* _Extracted records_:
------------
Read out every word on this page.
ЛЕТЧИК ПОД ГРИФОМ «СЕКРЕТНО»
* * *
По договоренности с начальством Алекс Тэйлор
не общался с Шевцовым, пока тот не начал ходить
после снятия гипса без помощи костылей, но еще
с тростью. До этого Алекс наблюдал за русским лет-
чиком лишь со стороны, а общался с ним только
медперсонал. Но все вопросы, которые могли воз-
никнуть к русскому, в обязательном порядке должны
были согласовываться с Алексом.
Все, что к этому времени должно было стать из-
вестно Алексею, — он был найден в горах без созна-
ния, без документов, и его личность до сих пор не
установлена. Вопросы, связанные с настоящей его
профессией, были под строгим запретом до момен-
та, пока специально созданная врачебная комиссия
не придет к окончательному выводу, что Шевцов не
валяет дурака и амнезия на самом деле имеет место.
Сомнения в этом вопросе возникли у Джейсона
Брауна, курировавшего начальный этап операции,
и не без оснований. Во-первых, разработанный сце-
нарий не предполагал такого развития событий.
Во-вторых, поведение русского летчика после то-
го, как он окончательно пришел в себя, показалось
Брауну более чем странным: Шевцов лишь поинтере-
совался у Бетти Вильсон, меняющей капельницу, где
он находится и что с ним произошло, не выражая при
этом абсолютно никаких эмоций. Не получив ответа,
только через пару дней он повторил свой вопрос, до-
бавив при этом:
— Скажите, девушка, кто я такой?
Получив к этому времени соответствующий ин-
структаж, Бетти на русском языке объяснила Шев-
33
------------
Emit the full listing verbatim.

* _REPLY_:
Read out every word on this page.
ЛЕТЧИК ПОД ГРИФОМ «СЕКРЕТНО»
* * *
По договоренности с начальством Алекс Тэйлор
не общался с Шевцовым, пока тот не начал ходить
после снятия гипса без помощи костылей, но еще
с тростью. До этого Алекс наблюдал за русским лет-
чиком лишь со стороны, а общался с ним только
медперсонал. Но все вопросы, которые могли воз-
никнуть к русскому, в обязательном порядке должны
были согласовываться с Алексом.
Все, что к этому времени должно было стать из-
вестно Алексею, — он был найден в горах без созна-
ния, без документов, и его личность до сих пор не
установлена. Вопросы, связанные с настоящей его
профессией, были под строгим запретом до момен-
та, пока специально созданная врачебная комиссия
не придет к окончательному выводу, что Шевцов не
валяет дурака и амнезия на самом деле имеет место.
Сомнения в этом вопросе возникли у Джейсона
Брауна, курировавшего начальный этап операции,
и не без оснований. Во-первых, разработанный сце-
нарий не предполагал такого развития событий.
Во-вторых, поведение русского летчика после то-
го, как он окончательно пришел в себя, показалось
Брауну более чем странным: Шевцов лишь поинтере-
совался у Бетти Вильсон, меняющей капельницу, где
он находится и что с ним произошло, не выражая при
этом абсолютно никаких эмоций. Не получив ответа,
только через пару дней он повторил свой вопрос, до-
бавив при этом:
— Скажите, девушка, кто я такой?
Получив к этому времени соответствующий ин-
структаж, Бетти на русском языке объяснила Шев-
33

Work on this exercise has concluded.